→ Objective: Check each line of the entries below for the string "xlabel"; copy every line where it appears.

════

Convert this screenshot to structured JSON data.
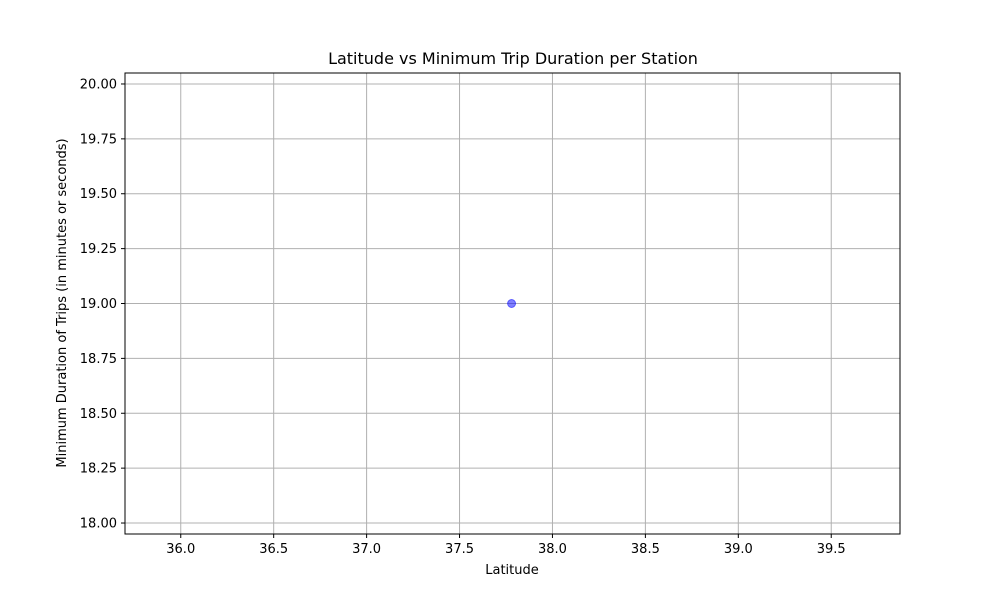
{
  "chart_data": {
    "type": "scatter",
    "title": "Latitude vs Minimum Trip Duration per Station",
    "xlabel": "Latitude",
    "ylabel": "Minimum Duration of Trips (in minutes or seconds)",
    "xlim": [
      35.7,
      39.87
    ],
    "ylim": [
      17.95,
      20.05
    ],
    "x_ticks": [
      36.0,
      36.5,
      37.0,
      37.5,
      38.0,
      38.5,
      39.0,
      39.5
    ],
    "y_ticks": [
      18.0,
      18.25,
      18.5,
      18.75,
      19.0,
      19.25,
      19.5,
      19.75,
      20.0
    ],
    "x_tick_labels": [
      "36.0",
      "36.5",
      "37.0",
      "37.5",
      "38.0",
      "38.5",
      "39.0",
      "39.5"
    ],
    "y_tick_labels": [
      "18.00",
      "18.25",
      "18.50",
      "18.75",
      "19.00",
      "19.25",
      "19.50",
      "19.75",
      "20.00"
    ],
    "grid": true,
    "points": [
      {
        "x": 37.78,
        "y": 19.0
      }
    ],
    "colors": {
      "marker": "#0000ff",
      "grid": "#b0b0b0",
      "axis": "#000000"
    }
  }
}
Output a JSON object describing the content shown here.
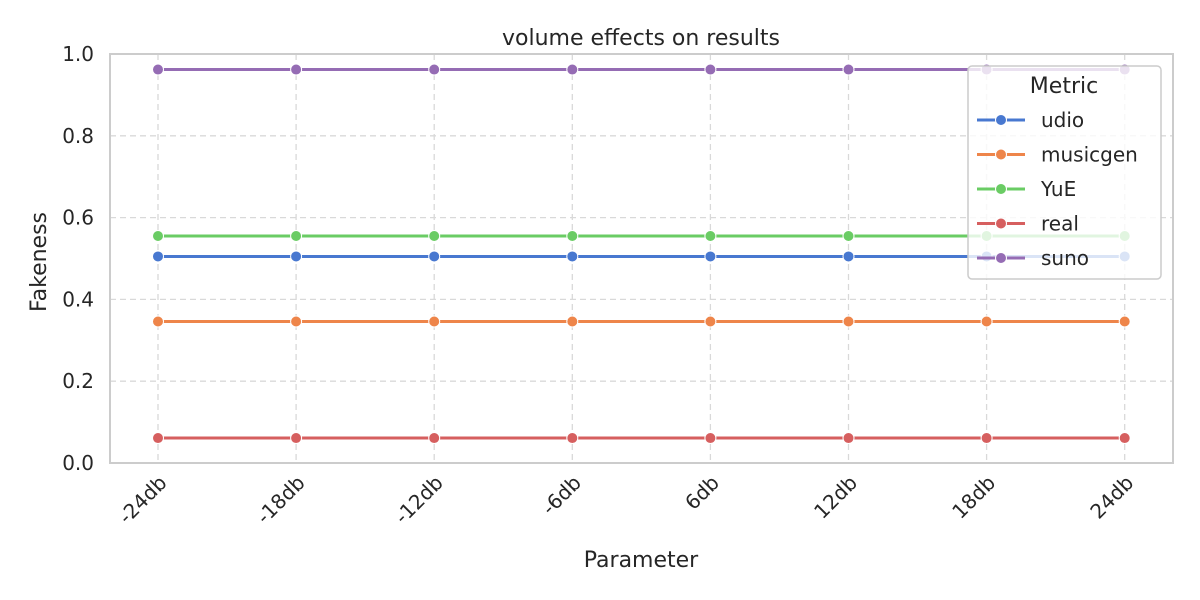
{
  "chart_data": {
    "type": "line",
    "title": "volume effects on results",
    "xlabel": "Parameter",
    "ylabel": "Fakeness",
    "categories": [
      "-24db",
      "-18db",
      "-12db",
      "-6db",
      "6db",
      "12db",
      "18db",
      "24db"
    ],
    "ylim": [
      0.0,
      1.0
    ],
    "yticks": [
      "0.0",
      "0.2",
      "0.4",
      "0.6",
      "0.8",
      "1.0"
    ],
    "grid": true,
    "legend_title": "Metric",
    "legend_position": "top-right",
    "series": [
      {
        "name": "udio",
        "color": "#4878d0",
        "values": [
          0.505,
          0.505,
          0.505,
          0.505,
          0.505,
          0.505,
          0.505,
          0.505
        ]
      },
      {
        "name": "musicgen",
        "color": "#ee854a",
        "values": [
          0.346,
          0.346,
          0.346,
          0.346,
          0.346,
          0.346,
          0.346,
          0.346
        ]
      },
      {
        "name": "YuE",
        "color": "#6acc64",
        "values": [
          0.555,
          0.555,
          0.555,
          0.555,
          0.555,
          0.555,
          0.555,
          0.555
        ]
      },
      {
        "name": "real",
        "color": "#d65f5f",
        "values": [
          0.061,
          0.061,
          0.061,
          0.061,
          0.061,
          0.061,
          0.061,
          0.061
        ]
      },
      {
        "name": "suno",
        "color": "#956cb4",
        "values": [
          0.962,
          0.962,
          0.962,
          0.962,
          0.962,
          0.962,
          0.962,
          0.962
        ]
      }
    ]
  }
}
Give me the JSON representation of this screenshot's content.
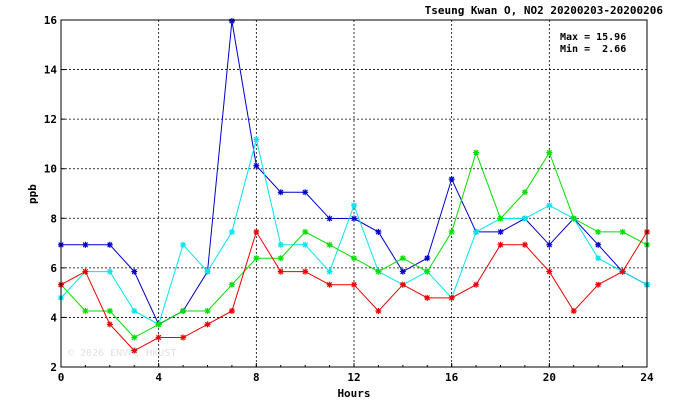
{
  "chart_data": {
    "type": "line",
    "title": "Tseung Kwan O, NO2 20200203-20200206",
    "xlabel": "Hours",
    "ylabel": "ppb",
    "xlim": [
      0,
      24
    ],
    "ylim": [
      2,
      16
    ],
    "xticks": [
      0,
      4,
      8,
      12,
      16,
      20,
      24
    ],
    "yticks": [
      2,
      4,
      6,
      8,
      10,
      12,
      14,
      16
    ],
    "grid": true,
    "stats": {
      "max_label": "Max = 15.96",
      "min_label": "Min =  2.66"
    },
    "watermark": "© 2026  ENVF, HKUST",
    "x": [
      0,
      1,
      2,
      3,
      4,
      5,
      6,
      7,
      8,
      9,
      10,
      11,
      12,
      13,
      14,
      15,
      16,
      17,
      18,
      19,
      20,
      21,
      22,
      23,
      24
    ],
    "series": [
      {
        "color": "#0000cc",
        "values": [
          6.93,
          6.93,
          6.93,
          5.85,
          3.72,
          4.26,
          5.85,
          15.96,
          10.12,
          9.05,
          9.05,
          7.99,
          7.99,
          7.45,
          5.85,
          6.39,
          9.58,
          7.45,
          7.45,
          7.99,
          6.93,
          7.99,
          6.93,
          5.85,
          5.32
        ]
      },
      {
        "color": "#00e5ee",
        "values": [
          4.79,
          5.85,
          5.85,
          4.26,
          3.72,
          6.93,
          5.85,
          7.45,
          11.18,
          6.93,
          6.93,
          5.85,
          8.52,
          5.85,
          5.32,
          5.85,
          4.79,
          7.45,
          7.99,
          7.99,
          8.52,
          7.99,
          6.39,
          5.85,
          5.32
        ]
      },
      {
        "color": "#00e000",
        "values": [
          5.32,
          4.26,
          4.26,
          3.19,
          3.72,
          4.26,
          4.26,
          5.32,
          6.39,
          6.39,
          7.45,
          6.93,
          6.39,
          5.85,
          6.39,
          5.85,
          7.45,
          10.65,
          7.99,
          9.05,
          10.65,
          7.99,
          7.45,
          7.45,
          6.93
        ]
      },
      {
        "color": "#ee0000",
        "values": [
          5.32,
          5.85,
          3.72,
          2.66,
          3.19,
          3.19,
          3.72,
          4.26,
          7.45,
          5.85,
          5.85,
          5.32,
          5.32,
          4.26,
          5.32,
          4.79,
          4.79,
          5.32,
          6.93,
          6.93,
          5.85,
          4.26,
          5.32,
          5.85,
          7.45
        ]
      }
    ]
  }
}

════

→ Answer in full:
    "xlabel": "Latitude",
    "xlabel": "Parameter",
    "xlabel": "Hours",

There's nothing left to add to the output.